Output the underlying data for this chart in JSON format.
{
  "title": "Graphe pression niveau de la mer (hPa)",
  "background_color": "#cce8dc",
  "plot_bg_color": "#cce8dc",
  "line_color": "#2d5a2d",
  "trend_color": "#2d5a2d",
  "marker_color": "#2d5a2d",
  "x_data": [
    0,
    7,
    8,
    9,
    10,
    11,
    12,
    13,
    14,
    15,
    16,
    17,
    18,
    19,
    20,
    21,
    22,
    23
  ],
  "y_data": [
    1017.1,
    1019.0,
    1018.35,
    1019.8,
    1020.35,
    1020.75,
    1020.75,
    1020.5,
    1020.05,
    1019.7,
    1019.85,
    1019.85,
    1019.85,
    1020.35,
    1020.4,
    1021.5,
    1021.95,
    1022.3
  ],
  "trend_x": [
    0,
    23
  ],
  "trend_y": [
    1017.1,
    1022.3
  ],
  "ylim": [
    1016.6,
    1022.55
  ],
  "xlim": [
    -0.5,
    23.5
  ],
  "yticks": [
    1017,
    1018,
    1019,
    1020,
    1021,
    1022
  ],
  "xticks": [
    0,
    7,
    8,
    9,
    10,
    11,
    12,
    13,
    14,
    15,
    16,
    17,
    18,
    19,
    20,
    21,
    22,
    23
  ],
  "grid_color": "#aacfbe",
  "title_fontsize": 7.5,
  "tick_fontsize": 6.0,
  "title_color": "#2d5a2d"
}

::::

## Task instructions
Set down the material above again, word for word.

## Answer for this exercise
Output the underlying data for this chart in JSON format.
{
  "title": "Graphe pression niveau de la mer (hPa)",
  "background_color": "#cce8dc",
  "plot_bg_color": "#cce8dc",
  "line_color": "#2d5a2d",
  "trend_color": "#2d5a2d",
  "marker_color": "#2d5a2d",
  "x_data": [
    0,
    7,
    8,
    9,
    10,
    11,
    12,
    13,
    14,
    15,
    16,
    17,
    18,
    19,
    20,
    21,
    22,
    23
  ],
  "y_data": [
    1017.1,
    1019.0,
    1018.35,
    1019.8,
    1020.35,
    1020.75,
    1020.75,
    1020.5,
    1020.05,
    1019.7,
    1019.85,
    1019.85,
    1019.85,
    1020.35,
    1020.4,
    1021.5,
    1021.95,
    1022.3
  ],
  "trend_x": [
    0,
    23
  ],
  "trend_y": [
    1017.1,
    1022.3
  ],
  "ylim": [
    1016.6,
    1022.55
  ],
  "xlim": [
    -0.5,
    23.5
  ],
  "yticks": [
    1017,
    1018,
    1019,
    1020,
    1021,
    1022
  ],
  "xticks": [
    0,
    7,
    8,
    9,
    10,
    11,
    12,
    13,
    14,
    15,
    16,
    17,
    18,
    19,
    20,
    21,
    22,
    23
  ],
  "grid_color": "#aacfbe",
  "title_fontsize": 7.5,
  "tick_fontsize": 6.0,
  "title_color": "#2d5a2d"
}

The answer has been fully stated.